- [Given problem]:
Read the lines below. Copy out any that hold the string "sách".

Data records:
········

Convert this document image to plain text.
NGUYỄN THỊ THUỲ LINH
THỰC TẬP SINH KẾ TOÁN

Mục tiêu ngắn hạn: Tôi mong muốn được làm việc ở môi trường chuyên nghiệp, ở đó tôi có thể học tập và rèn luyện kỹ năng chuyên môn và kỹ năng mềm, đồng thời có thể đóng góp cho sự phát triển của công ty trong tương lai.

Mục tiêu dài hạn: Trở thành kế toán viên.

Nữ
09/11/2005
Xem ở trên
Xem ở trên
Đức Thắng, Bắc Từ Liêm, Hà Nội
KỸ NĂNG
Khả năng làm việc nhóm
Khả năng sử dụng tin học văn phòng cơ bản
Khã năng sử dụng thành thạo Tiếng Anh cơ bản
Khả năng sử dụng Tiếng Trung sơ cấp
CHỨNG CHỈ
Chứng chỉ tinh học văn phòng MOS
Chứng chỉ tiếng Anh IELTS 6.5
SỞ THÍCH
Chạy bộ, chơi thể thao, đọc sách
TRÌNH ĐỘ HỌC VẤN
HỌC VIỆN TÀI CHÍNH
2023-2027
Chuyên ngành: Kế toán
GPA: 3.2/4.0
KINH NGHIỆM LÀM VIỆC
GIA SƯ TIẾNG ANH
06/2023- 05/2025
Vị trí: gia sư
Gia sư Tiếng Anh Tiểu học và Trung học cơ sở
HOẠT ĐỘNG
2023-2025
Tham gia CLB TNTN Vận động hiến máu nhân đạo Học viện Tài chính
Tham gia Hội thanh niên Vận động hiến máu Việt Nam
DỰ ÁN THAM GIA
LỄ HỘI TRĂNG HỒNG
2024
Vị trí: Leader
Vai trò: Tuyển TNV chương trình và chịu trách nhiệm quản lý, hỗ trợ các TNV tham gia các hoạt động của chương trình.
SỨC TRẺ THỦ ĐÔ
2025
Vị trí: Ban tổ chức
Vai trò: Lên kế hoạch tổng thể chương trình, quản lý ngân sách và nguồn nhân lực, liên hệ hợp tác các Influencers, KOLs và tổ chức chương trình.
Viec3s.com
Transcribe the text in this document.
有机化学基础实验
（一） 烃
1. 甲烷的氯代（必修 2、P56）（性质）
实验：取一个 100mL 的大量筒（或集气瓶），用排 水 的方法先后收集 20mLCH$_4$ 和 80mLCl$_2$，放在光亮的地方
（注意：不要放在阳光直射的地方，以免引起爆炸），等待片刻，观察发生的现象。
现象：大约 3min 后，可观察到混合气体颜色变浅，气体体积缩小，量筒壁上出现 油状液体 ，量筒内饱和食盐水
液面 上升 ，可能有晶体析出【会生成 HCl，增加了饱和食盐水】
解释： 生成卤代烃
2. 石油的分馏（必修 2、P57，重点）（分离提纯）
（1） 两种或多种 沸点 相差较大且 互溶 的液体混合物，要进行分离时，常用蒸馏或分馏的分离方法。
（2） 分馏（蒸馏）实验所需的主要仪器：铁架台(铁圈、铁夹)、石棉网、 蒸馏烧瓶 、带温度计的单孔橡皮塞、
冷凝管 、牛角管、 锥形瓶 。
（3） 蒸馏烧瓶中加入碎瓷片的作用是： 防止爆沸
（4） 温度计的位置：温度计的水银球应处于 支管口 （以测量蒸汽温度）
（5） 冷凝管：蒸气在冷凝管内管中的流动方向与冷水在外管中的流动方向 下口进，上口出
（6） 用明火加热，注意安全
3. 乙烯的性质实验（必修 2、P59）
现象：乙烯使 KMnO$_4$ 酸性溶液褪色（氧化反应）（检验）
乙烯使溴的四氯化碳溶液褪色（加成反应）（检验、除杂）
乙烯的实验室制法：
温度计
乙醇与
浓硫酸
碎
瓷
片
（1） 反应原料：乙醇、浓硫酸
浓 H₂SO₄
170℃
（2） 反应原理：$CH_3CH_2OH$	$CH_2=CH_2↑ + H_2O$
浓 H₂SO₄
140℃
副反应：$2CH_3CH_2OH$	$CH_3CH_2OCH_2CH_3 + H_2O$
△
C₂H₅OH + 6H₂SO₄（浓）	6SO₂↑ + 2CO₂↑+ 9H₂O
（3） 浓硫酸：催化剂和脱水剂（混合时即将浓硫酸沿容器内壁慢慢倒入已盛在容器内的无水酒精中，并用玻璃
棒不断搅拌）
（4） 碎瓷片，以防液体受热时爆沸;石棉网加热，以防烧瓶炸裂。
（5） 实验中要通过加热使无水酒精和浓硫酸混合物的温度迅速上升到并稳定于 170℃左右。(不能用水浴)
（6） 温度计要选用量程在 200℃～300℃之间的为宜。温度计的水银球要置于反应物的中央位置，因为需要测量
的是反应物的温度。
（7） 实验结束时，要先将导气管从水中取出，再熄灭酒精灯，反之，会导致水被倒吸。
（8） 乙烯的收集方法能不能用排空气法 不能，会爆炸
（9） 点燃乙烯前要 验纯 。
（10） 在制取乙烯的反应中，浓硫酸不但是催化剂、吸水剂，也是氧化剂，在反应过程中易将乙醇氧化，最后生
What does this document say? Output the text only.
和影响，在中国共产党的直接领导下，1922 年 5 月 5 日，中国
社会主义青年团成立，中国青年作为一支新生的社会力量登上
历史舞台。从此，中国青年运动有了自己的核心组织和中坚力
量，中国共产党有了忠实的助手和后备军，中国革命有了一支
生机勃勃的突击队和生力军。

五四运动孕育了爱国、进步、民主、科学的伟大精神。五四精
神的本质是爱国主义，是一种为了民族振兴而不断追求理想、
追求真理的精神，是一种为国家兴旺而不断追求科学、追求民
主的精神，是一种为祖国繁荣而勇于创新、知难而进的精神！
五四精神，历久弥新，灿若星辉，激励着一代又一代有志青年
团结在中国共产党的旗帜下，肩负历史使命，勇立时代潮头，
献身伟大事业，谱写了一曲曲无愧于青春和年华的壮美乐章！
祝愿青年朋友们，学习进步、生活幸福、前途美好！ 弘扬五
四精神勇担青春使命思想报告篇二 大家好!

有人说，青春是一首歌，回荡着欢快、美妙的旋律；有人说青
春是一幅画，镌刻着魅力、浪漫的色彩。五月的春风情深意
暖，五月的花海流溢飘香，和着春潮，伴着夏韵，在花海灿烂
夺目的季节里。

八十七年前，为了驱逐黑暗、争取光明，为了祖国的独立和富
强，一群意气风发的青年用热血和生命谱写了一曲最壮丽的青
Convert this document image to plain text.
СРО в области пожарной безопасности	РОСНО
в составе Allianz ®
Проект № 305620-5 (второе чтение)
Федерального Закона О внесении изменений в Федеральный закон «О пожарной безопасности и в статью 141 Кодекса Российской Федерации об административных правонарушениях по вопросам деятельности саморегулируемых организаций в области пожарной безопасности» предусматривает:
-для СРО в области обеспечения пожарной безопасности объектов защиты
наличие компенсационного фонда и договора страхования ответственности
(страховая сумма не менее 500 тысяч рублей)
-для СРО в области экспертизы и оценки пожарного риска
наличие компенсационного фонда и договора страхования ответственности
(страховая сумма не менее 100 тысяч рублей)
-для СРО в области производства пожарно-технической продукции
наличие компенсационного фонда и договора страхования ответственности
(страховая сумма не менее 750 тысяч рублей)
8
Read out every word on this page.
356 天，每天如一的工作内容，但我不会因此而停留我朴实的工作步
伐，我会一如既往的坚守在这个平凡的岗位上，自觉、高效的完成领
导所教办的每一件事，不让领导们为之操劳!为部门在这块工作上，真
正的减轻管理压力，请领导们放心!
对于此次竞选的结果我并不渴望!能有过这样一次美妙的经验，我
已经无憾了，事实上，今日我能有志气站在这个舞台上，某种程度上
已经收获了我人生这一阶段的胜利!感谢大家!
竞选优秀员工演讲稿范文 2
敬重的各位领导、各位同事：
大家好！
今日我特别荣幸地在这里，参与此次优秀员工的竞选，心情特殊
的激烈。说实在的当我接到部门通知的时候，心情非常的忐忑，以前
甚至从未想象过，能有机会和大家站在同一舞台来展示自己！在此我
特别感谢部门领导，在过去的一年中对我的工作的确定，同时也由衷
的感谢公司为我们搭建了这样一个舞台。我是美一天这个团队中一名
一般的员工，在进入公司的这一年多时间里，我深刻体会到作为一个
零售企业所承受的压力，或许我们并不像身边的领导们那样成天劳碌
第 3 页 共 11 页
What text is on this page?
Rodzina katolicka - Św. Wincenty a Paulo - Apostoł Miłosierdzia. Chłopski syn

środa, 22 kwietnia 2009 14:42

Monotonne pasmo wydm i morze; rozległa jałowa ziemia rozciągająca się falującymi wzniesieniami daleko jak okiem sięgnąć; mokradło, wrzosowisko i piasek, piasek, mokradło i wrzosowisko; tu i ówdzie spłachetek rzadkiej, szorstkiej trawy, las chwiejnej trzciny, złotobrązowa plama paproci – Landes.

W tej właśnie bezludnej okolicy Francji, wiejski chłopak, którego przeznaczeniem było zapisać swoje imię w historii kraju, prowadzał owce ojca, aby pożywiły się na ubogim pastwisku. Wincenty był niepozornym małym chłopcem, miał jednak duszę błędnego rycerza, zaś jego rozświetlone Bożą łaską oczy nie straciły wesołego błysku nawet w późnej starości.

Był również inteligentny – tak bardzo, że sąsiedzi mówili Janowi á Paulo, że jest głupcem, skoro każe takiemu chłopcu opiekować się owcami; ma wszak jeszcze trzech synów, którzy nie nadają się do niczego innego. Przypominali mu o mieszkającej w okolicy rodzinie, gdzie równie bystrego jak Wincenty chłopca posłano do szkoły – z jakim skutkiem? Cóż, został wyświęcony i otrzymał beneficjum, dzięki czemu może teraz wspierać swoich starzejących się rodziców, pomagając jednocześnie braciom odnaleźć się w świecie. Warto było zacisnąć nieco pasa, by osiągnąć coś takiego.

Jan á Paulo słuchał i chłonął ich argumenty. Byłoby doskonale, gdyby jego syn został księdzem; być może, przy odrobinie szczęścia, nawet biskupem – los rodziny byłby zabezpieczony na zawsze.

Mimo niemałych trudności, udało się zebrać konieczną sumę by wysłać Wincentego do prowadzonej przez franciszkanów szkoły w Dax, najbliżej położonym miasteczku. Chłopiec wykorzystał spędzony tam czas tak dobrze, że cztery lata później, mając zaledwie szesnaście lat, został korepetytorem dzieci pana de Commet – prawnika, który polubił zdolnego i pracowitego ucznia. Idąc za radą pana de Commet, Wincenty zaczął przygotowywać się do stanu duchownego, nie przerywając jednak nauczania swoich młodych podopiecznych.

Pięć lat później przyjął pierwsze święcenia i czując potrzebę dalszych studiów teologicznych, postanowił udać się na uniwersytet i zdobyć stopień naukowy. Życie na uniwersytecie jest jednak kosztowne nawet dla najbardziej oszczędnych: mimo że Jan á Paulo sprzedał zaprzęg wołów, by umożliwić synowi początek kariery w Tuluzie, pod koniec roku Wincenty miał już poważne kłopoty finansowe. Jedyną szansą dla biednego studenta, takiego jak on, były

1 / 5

········

- [Task solution]:
Chạy bộ, chơi thể thao, đọc sách
Vai trò: Lên kế hoạch tổng thể chương trình, quản lý ngân sách và nguồn nhân lực, liên hệ hợp tác các Influencers, KOLs và tổ chức chương trình.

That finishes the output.